§ Written task
Reproduce the records. Keep every word exact and include no images.

— Begin Given data —

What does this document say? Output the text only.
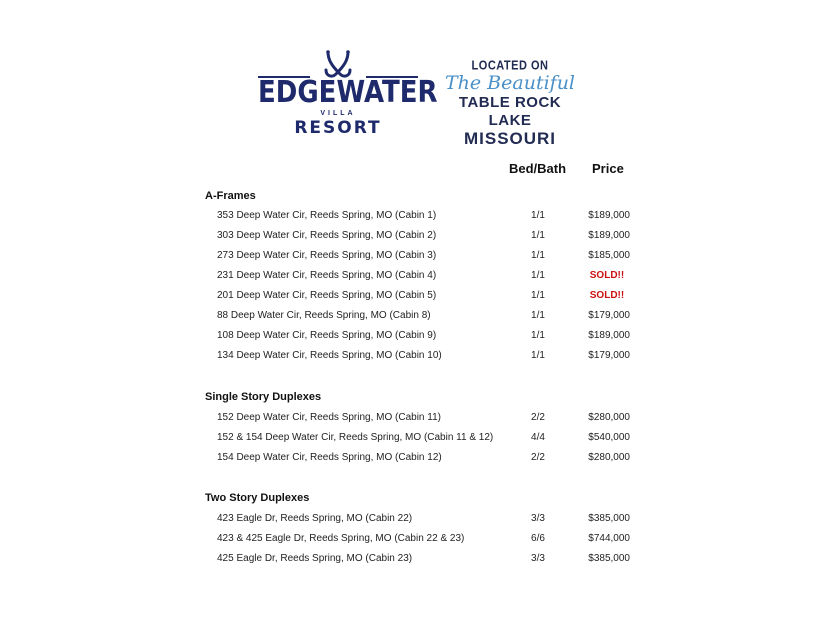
EDGEWATER
VILLA
RESORT
LOCATED ON
The Beautiful
TABLE ROCK LAKE
MISSOURI
Bed/Bath Price
A-Frames
353 Deep Water Cir, Reeds Spring, MO (Cabin 1)	1/1	$189,000
303 Deep Water Cir, Reeds Spring, MO (Cabin 2)	1/1	$189,000
273 Deep Water Cir, Reeds Spring, MO (Cabin 3)	1/1	$185,000
231 Deep Water Cir, Reeds Spring, MO (Cabin 4)	1/1	SOLD!!
201 Deep Water Cir, Reeds Spring, MO (Cabin 5)	1/1	SOLD!!
88 Deep Water Cir, Reeds Spring, MO (Cabin 8)	1/1	$179,000
108 Deep Water Cir, Reeds Spring, MO (Cabin 9)	1/1	$189,000
134 Deep Water Cir, Reeds Spring, MO (Cabin 10)	1/1	$179,000
Single Story Duplexes
152 Deep Water Cir, Reeds Spring, MO (Cabin 11)	2/2	$280,000
152 & 154 Deep Water Cir, Reeds Spring, MO (Cabin 11 & 12)	4/4	$540,000
154 Deep Water Cir, Reeds Spring, MO (Cabin 12)	2/2	$280,000
Two Story Duplexes
423 Eagle Dr, Reeds Spring, MO (Cabin 22)	3/3	$385,000
423 & 425 Eagle Dr, Reeds Spring, MO (Cabin 22 & 23)	6/6	$744,000
425 Eagle Dr, Reeds Spring, MO (Cabin 23)	3/3	$385,000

— End Given data —

§ Expected answer
What does this document say? Output the text only.
EDGEWATER
VILLA
RESORT
LOCATED ON
The Beautiful
TABLE ROCK LAKE
MISSOURI
Bed/Bath Price
A-Frames
353 Deep Water Cir, Reeds Spring, MO (Cabin 1)	1/1	$189,000
303 Deep Water Cir, Reeds Spring, MO (Cabin 2)	1/1	$189,000
273 Deep Water Cir, Reeds Spring, MO (Cabin 3)	1/1	$185,000
231 Deep Water Cir, Reeds Spring, MO (Cabin 4)	1/1	SOLD!!
201 Deep Water Cir, Reeds Spring, MO (Cabin 5)	1/1	SOLD!!
88 Deep Water Cir, Reeds Spring, MO (Cabin 8)	1/1	$179,000
108 Deep Water Cir, Reeds Spring, MO (Cabin 9)	1/1	$189,000
134 Deep Water Cir, Reeds Spring, MO (Cabin 10)	1/1	$179,000
Single Story Duplexes
152 Deep Water Cir, Reeds Spring, MO (Cabin 11)	2/2	$280,000
152 & 154 Deep Water Cir, Reeds Spring, MO (Cabin 11 & 12)	4/4	$540,000
154 Deep Water Cir, Reeds Spring, MO (Cabin 12)	2/2	$280,000
Two Story Duplexes
423 Eagle Dr, Reeds Spring, MO (Cabin 22)	3/3	$385,000
423 & 425 Eagle Dr, Reeds Spring, MO (Cabin 22 & 23)	6/6	$744,000
425 Eagle Dr, Reeds Spring, MO (Cabin 23)	3/3	$385,000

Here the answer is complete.